• **RECORDS FOR THIS TASK**:
::::::::

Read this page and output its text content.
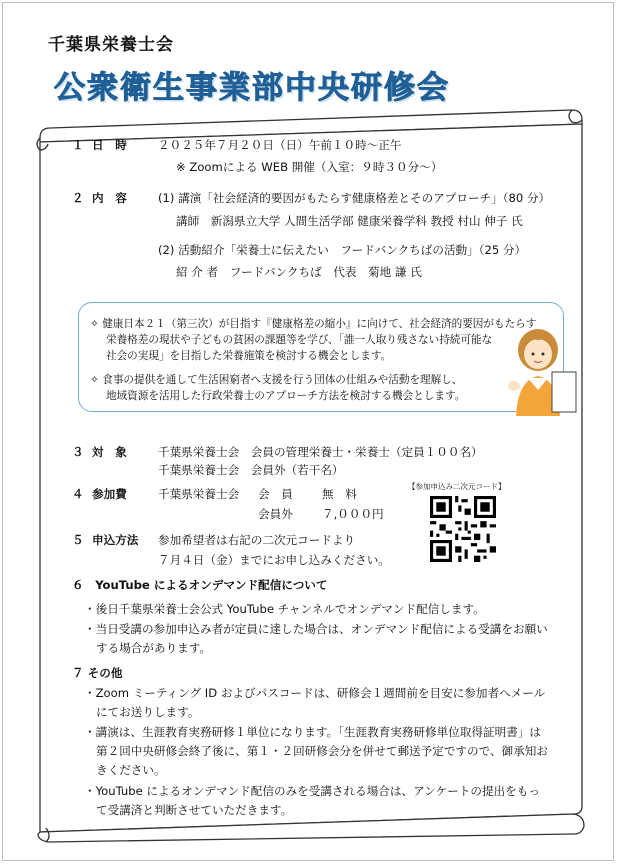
千葉県栄養士会
公衆衛生事業部中央研修会
１ 日　時	２０２５年７月２０日（日）午前１０時～正午
※ Zoomによる WEB 開催（入室：９時３０分～）
２ 内　容	(1) 講演「社会経済的要因がもたらす健康格差とそのアプローチ」（80 分）
講師　新潟県立大学 人間生活学部 健康栄養学科 教授 村山 伸子 氏
(2) 活動紹介「栄養士に伝えたい　フードバンクちばの活動」（25 分）
紹 介 者　フードバンクちば　代表　菊地 謙 氏
✧ 健康日本２１（第三次）が目指す『健康格差の縮小』に向けて、社会経済的要因がもたらす
栄養格差の現状や子どもの貧困の課題等を学び、「誰一人取り残さない持続可能な
社会の実現」を目指した栄養施策を検討する機会とします。
✧ 食事の提供を通して生活困窮者へ支援を行う団体の仕組みや活動を理解し、
地域資源を活用した行政栄養士のアプローチ方法を検討する機会とします。
３ 対　象	千葉県栄養士会　会員の管理栄養士・栄養士（定員１００名）
千葉県栄養士会　会員外（若干名）
４ 参加費	千葉県栄養士会 会　員	無　料
会員外	７,０００円
【参加申込み二次元コード】
５ 申込方法 参加希望者は右記の二次元コードより
７月４日（金）までにお申し込みください。
６　YouTube によるオンデマンド配信について
・後日千葉県栄養士会公式 YouTube チャンネルでオンデマンド配信します。
・当日受講の参加申込み者が定員に達した場合は、オンデマンド配信による受講をお願い
する場合があります。
７ その他
・Zoom ミーティング ID およびパスコードは、研修会１週間前を目安に参加者へメール
にてお送りします。
・講演は、生涯教育実務研修１単位になります。「生涯教育実務研修単位取得証明書」は
第２回中央研修会終了後に、第１・２回研修会分を併せて郵送予定ですので、御承知お
きください。
・YouTube によるオンデマンド配信のみを受講される場合は、アンケートの提出をもっ
て受講済と判断させていただきます。
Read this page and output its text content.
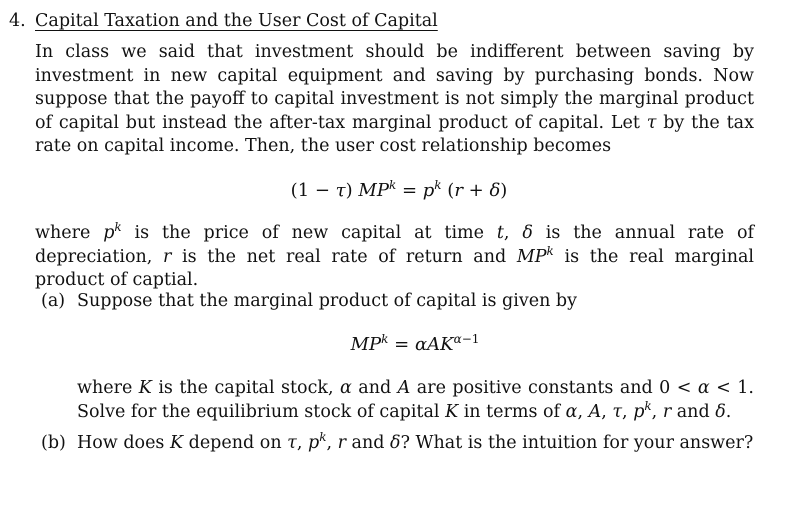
4. Capital Taxation and the User Cost of Capital
In class we said that investment should be indifferent between saving by investment in new capital equipment and saving by purchasing bonds. Now suppose that the payoff to capital investment is not simply the marginal product of capital but instead the after-tax marginal product of capital. Let τ by the tax rate on capital income. Then, the user cost relationship becomes
(1 − τ) $MP^k = p^k$ (r + δ)
where $p^k$ is the price of new capital at time t, δ is the annual rate of depreciation, r is the net real rate of return and $MP^k$ is the real marginal product of captial.
(a) Suppose that the marginal product of capital is given by
$MP^k = \alpha AK^{\alpha-1}$
where K is the capital stock, α and A are positive constants and 0 < α < 1. Solve for the equilibrium stock of capital K in terms of α, A, τ, $p^k$, r and δ.
(b) How does K depend on τ, $p^k$, r and δ? What is the intuition for your answer?
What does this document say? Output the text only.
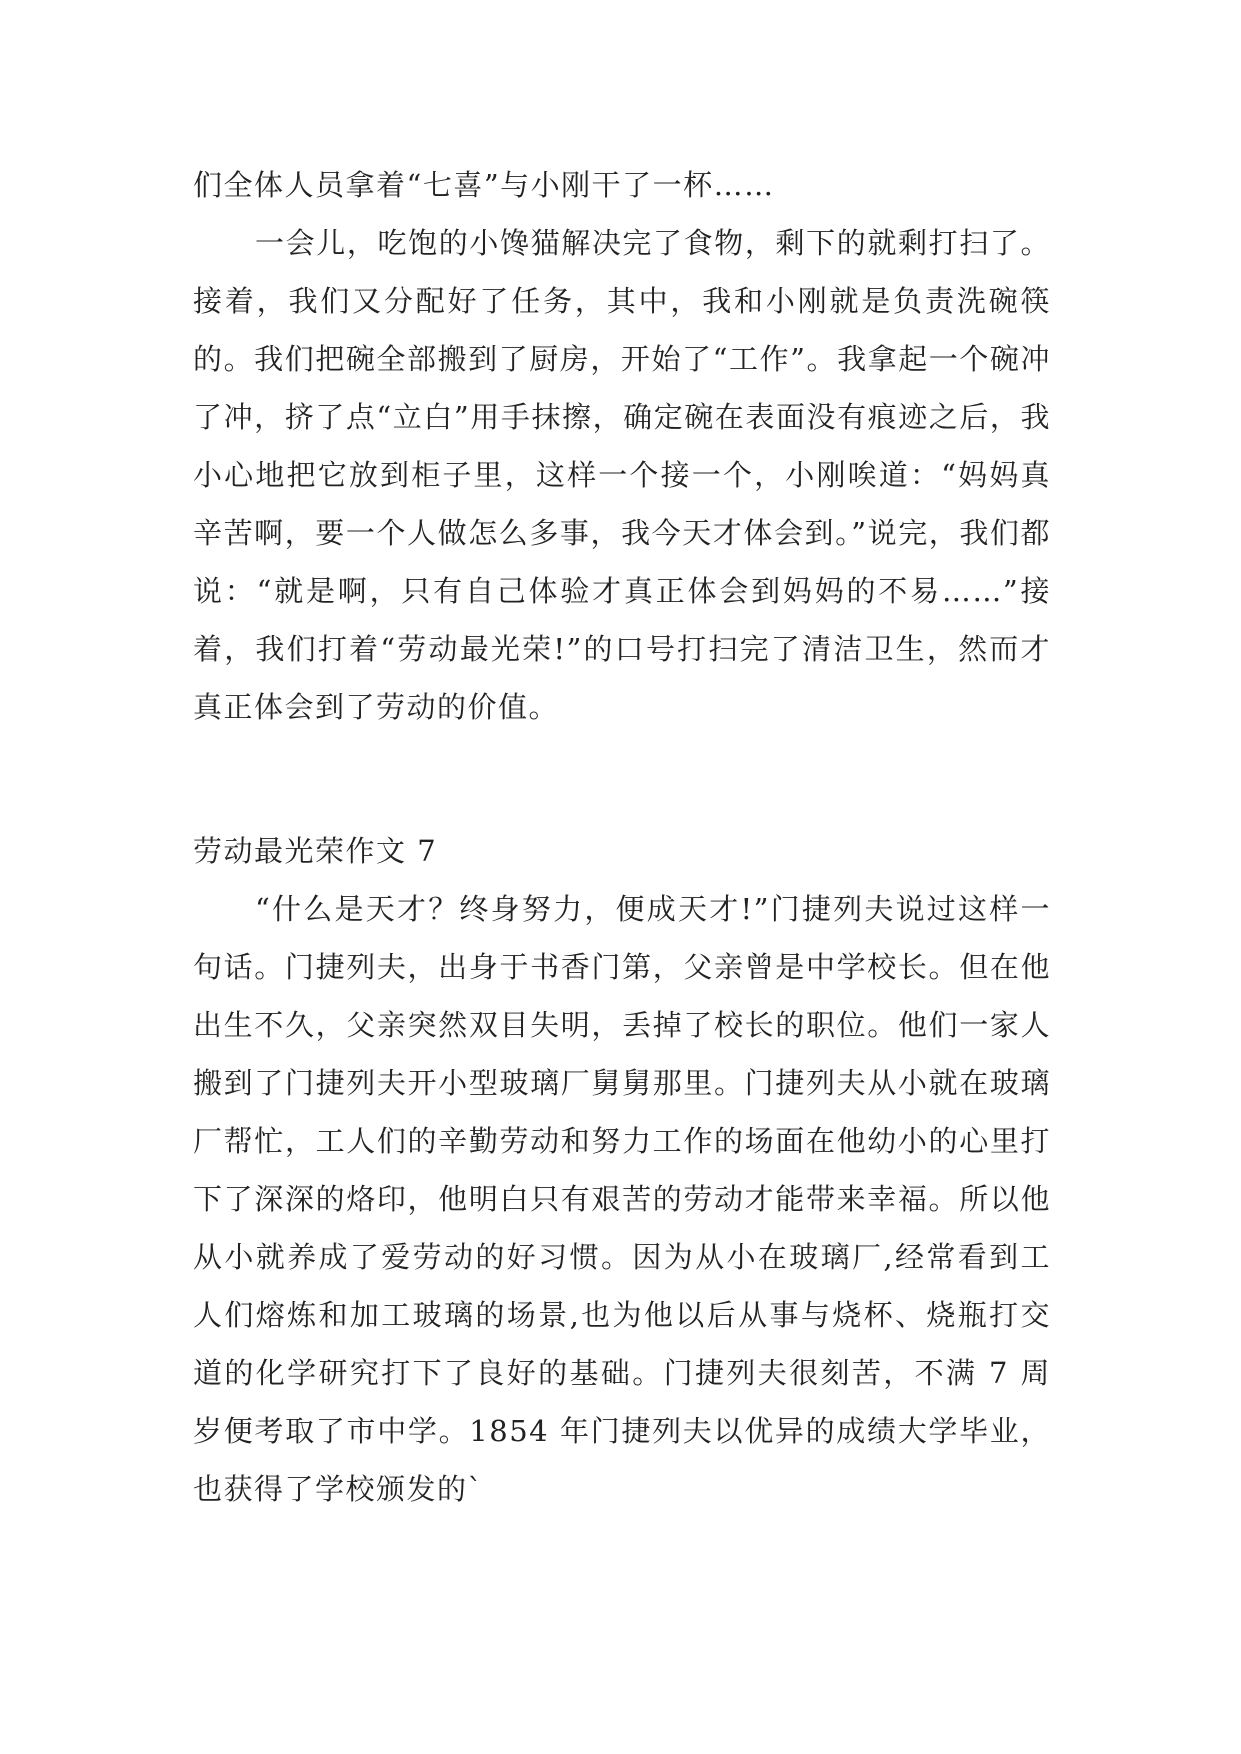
们全体人员拿着“七喜”与小刚干了一杯……

一会儿，吃饱的小馋猫解决完了食物，剩下的就剩打扫了。接着，我们又分配好了任务，其中，我和小刚就是负责洗碗筷的。我们把碗全部搬到了厨房，开始了“工作”。我拿起一个碗冲了冲，挤了点“立白”用手抹擦，确定碗在表面没有痕迹之后，我小心地把它放到柜子里，这样一个接一个，小刚唉道：“妈妈真辛苦啊，要一个人做怎么多事，我今天才体会到。”说完，我们都说：“就是啊，只有自己体验才真正体会到妈妈的不易……”接着，我们打着“劳动最光荣!”的口号打扫完了清洁卫生，然而才真正体会到了劳动的价值。

劳动最光荣作文 7

“什么是天才？终身努力，便成天才!”门捷列夫说过这样一句话。门捷列夫，出身于书香门第，父亲曾是中学校长。但在他出生不久，父亲突然双目失明，丢掉了校长的职位。他们一家人搬到了门捷列夫开小型玻璃厂舅舅那里。门捷列夫从小就在玻璃厂帮忙，工人们的辛勤劳动和努力工作的场面在他幼小的心里打下了深深的烙印，他明白只有艰苦的劳动才能带来幸福。所以他从小就养成了爱劳动的好习惯。因为从小在玻璃厂,经常看到工人们熔炼和加工玻璃的场景,也为他以后从事与烧杯、烧瓶打交道的化学研究打下了良好的基础。门捷列夫很刻苦，不满 7 周岁便考取了市中学。1854 年门捷列夫以优异的成绩大学毕业，也获得了学校颁发的`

::::::::

• **REQUIREMENT**: Beginning with the line that holds "What does this", extract every line to the end of the material, exactly as it stands, and drop the pictures.

• **WORKED SOLUTION**:
What does this document say? Output the text only.
们全体人员拿着“七喜”与小刚干了一杯……

一会儿，吃饱的小馋猫解决完了食物，剩下的就剩打扫了。接着，我们又分配好了任务，其中，我和小刚就是负责洗碗筷的。我们把碗全部搬到了厨房，开始了“工作”。我拿起一个碗冲了冲，挤了点“立白”用手抹擦，确定碗在表面没有痕迹之后，我小心地把它放到柜子里，这样一个接一个，小刚唉道：“妈妈真辛苦啊，要一个人做怎么多事，我今天才体会到。”说完，我们都说：“就是啊，只有自己体验才真正体会到妈妈的不易……”接着，我们打着“劳动最光荣!”的口号打扫完了清洁卫生，然而才真正体会到了劳动的价值。

劳动最光荣作文 7

“什么是天才？终身努力，便成天才!”门捷列夫说过这样一句话。门捷列夫，出身于书香门第，父亲曾是中学校长。但在他出生不久，父亲突然双目失明，丢掉了校长的职位。他们一家人搬到了门捷列夫开小型玻璃厂舅舅那里。门捷列夫从小就在玻璃厂帮忙，工人们的辛勤劳动和努力工作的场面在他幼小的心里打下了深深的烙印，他明白只有艰苦的劳动才能带来幸福。所以他从小就养成了爱劳动的好习惯。因为从小在玻璃厂,经常看到工人们熔炼和加工玻璃的场景,也为他以后从事与烧杯、烧瓶打交道的化学研究打下了良好的基础。门捷列夫很刻苦，不满 7 周岁便考取了市中学。1854 年门捷列夫以优异的成绩大学毕业，也获得了学校颁发的`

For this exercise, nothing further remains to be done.